== What to work on ==
Reproduce every line of the data below verbatim, with nothing altered, added, or left out.
***** Dataset content *****
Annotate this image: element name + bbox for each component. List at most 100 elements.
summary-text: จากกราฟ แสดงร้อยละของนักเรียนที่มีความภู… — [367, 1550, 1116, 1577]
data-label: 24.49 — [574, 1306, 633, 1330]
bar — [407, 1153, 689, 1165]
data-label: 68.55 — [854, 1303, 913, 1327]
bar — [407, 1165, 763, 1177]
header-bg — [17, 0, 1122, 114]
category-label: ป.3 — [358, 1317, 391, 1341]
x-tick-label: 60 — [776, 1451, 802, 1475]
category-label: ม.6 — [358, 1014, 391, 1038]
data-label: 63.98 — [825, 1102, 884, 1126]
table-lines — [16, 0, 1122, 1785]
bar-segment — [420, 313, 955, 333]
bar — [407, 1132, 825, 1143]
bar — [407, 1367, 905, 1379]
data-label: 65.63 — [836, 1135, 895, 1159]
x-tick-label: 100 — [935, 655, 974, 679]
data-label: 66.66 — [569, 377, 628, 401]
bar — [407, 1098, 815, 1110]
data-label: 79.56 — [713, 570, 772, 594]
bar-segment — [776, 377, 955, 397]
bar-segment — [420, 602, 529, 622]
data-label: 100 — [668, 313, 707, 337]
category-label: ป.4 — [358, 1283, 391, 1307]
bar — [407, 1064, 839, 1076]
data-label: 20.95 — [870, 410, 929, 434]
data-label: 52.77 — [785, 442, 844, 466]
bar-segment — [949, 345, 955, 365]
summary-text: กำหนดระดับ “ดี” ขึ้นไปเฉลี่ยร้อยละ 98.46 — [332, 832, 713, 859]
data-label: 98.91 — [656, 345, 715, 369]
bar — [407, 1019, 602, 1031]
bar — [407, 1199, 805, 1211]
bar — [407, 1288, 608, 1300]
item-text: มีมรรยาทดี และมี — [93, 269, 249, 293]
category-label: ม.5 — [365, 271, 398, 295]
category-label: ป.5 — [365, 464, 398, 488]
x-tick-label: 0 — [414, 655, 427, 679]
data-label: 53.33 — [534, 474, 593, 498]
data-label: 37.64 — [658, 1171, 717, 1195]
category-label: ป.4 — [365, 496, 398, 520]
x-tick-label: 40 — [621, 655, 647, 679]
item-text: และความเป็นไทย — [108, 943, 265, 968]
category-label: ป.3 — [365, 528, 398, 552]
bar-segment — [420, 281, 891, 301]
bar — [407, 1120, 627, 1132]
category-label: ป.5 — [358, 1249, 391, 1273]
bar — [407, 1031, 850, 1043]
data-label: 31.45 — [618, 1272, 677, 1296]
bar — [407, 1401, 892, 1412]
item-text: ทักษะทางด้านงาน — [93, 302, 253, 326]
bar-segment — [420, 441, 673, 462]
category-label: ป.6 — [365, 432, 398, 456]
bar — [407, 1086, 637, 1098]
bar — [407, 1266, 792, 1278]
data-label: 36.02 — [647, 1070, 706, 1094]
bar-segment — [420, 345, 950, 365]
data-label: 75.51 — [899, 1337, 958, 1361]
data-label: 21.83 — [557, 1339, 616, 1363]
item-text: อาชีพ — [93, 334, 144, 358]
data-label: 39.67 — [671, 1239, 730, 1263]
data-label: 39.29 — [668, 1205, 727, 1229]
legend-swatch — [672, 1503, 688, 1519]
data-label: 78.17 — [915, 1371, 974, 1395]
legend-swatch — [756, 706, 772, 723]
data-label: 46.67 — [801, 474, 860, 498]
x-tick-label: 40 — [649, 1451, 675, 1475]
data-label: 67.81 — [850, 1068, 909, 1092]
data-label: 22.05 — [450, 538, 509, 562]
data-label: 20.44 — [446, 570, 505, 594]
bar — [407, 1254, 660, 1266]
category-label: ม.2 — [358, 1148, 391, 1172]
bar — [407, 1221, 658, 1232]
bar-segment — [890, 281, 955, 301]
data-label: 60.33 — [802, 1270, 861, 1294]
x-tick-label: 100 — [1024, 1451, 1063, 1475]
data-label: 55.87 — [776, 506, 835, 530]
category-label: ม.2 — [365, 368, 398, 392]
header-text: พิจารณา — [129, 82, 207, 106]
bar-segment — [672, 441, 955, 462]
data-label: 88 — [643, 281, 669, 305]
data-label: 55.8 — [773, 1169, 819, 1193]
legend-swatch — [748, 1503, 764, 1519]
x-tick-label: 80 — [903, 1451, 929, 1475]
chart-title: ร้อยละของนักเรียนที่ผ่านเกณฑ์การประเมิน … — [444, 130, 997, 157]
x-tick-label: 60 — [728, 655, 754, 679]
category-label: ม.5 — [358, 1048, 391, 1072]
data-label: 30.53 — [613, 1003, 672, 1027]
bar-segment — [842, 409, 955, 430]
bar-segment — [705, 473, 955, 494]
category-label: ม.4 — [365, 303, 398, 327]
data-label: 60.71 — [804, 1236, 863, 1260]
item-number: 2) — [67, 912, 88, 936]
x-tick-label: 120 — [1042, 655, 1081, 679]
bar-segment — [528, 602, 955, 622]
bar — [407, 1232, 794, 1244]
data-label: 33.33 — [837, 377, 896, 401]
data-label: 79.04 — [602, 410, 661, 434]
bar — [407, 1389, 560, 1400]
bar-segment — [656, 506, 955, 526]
*****
== Response to this task ==
Annotate this image: element name + bbox for each component. List at most 100 elements.
summary-text: จากกราฟ แสดงร้อยละของนักเรียนที่มีความภู… — [367, 1550, 1116, 1577]
data-label: 24.49 — [574, 1306, 633, 1330]
bar — [407, 1153, 689, 1165]
data-label: 68.55 — [854, 1303, 913, 1327]
bar — [407, 1165, 763, 1177]
header-bg — [17, 0, 1122, 114]
category-label: ป.3 — [358, 1317, 391, 1341]
x-tick-label: 60 — [776, 1451, 802, 1475]
category-label: ม.6 — [358, 1014, 391, 1038]
data-label: 63.98 — [825, 1102, 884, 1126]
table-lines — [16, 0, 1122, 1785]
bar-segment — [420, 313, 955, 333]
bar — [407, 1132, 825, 1143]
bar — [407, 1367, 905, 1379]
data-label: 65.63 — [836, 1135, 895, 1159]
x-tick-label: 100 — [935, 655, 974, 679]
data-label: 66.66 — [569, 377, 628, 401]
bar — [407, 1098, 815, 1110]
data-label: 79.56 — [713, 570, 772, 594]
bar-segment — [776, 377, 955, 397]
bar-segment — [420, 602, 529, 622]
data-label: 100 — [668, 313, 707, 337]
category-label: ป.4 — [358, 1283, 391, 1307]
bar — [407, 1064, 839, 1076]
data-label: 20.95 — [870, 410, 929, 434]
data-label: 52.77 — [785, 442, 844, 466]
bar-segment — [949, 345, 955, 365]
summary-text: กำหนดระดับ “ดี” ขึ้นไปเฉลี่ยร้อยละ 98.46 — [332, 832, 713, 859]
data-label: 98.91 — [656, 345, 715, 369]
bar — [407, 1019, 602, 1031]
bar — [407, 1199, 805, 1211]
bar — [407, 1288, 608, 1300]
item-text: มีมรรยาทดี และมี — [93, 269, 249, 293]
category-label: ม.5 — [365, 271, 398, 295]
category-label: ป.5 — [365, 464, 398, 488]
x-tick-label: 0 — [414, 655, 427, 679]
data-label: 53.33 — [534, 474, 593, 498]
data-label: 37.64 — [658, 1171, 717, 1195]
category-label: ป.4 — [365, 496, 398, 520]
x-tick-label: 40 — [621, 655, 647, 679]
item-text: และความเป็นไทย — [108, 943, 265, 968]
category-label: ป.3 — [365, 528, 398, 552]
bar-segment — [420, 281, 891, 301]
bar — [407, 1120, 627, 1132]
category-label: ป.5 — [358, 1249, 391, 1273]
bar — [407, 1031, 850, 1043]
data-label: 31.45 — [618, 1272, 677, 1296]
bar — [407, 1401, 892, 1412]
item-text: ทักษะทางด้านงาน — [93, 302, 253, 326]
bar-segment — [420, 441, 673, 462]
category-label: ป.6 — [365, 432, 398, 456]
bar — [407, 1086, 637, 1098]
bar — [407, 1266, 792, 1278]
data-label: 36.02 — [647, 1070, 706, 1094]
bar-segment — [420, 345, 950, 365]
data-label: 75.51 — [899, 1337, 958, 1361]
data-label: 21.83 — [557, 1339, 616, 1363]
item-text: อาชีพ — [93, 334, 144, 358]
data-label: 39.67 — [671, 1239, 730, 1263]
data-label: 39.29 — [668, 1205, 727, 1229]
legend-swatch — [672, 1503, 688, 1519]
data-label: 78.17 — [915, 1371, 974, 1395]
legend-swatch — [756, 706, 772, 723]
data-label: 46.67 — [801, 474, 860, 498]
x-tick-label: 40 — [649, 1451, 675, 1475]
data-label: 67.81 — [850, 1068, 909, 1092]
data-label: 22.05 — [450, 538, 509, 562]
data-label: 20.44 — [446, 570, 505, 594]
bar — [407, 1254, 660, 1266]
category-label: ม.2 — [358, 1148, 391, 1172]
bar — [407, 1221, 658, 1232]
bar-segment — [890, 281, 955, 301]
data-label: 60.33 — [802, 1270, 861, 1294]
x-tick-label: 100 — [1024, 1451, 1063, 1475]
data-label: 55.87 — [776, 506, 835, 530]
category-label: ม.2 — [365, 368, 398, 392]
header-text: พิจารณา — [129, 82, 207, 106]
bar-segment — [672, 441, 955, 462]
data-label: 88 — [643, 281, 669, 305]
data-label: 55.8 — [773, 1169, 819, 1193]
legend-swatch — [748, 1503, 764, 1519]
x-tick-label: 80 — [903, 1451, 929, 1475]
chart-title: ร้อยละของนักเรียนที่ผ่านเกณฑ์การประเมิน … — [444, 130, 997, 157]
x-tick-label: 60 — [728, 655, 754, 679]
category-label: ม.5 — [358, 1048, 391, 1072]
data-label: 30.53 — [613, 1003, 672, 1027]
bar-segment — [842, 409, 955, 430]
bar-segment — [705, 473, 955, 494]
category-label: ม.4 — [365, 303, 398, 327]
data-label: 60.71 — [804, 1236, 863, 1260]
item-number: 2) — [67, 912, 88, 936]
x-tick-label: 120 — [1042, 655, 1081, 679]
bar-segment — [528, 602, 955, 622]
bar — [407, 1232, 794, 1244]
data-label: 33.33 — [837, 377, 896, 401]
data-label: 79.04 — [602, 410, 661, 434]
bar — [407, 1389, 560, 1400]
bar-segment — [656, 506, 955, 526]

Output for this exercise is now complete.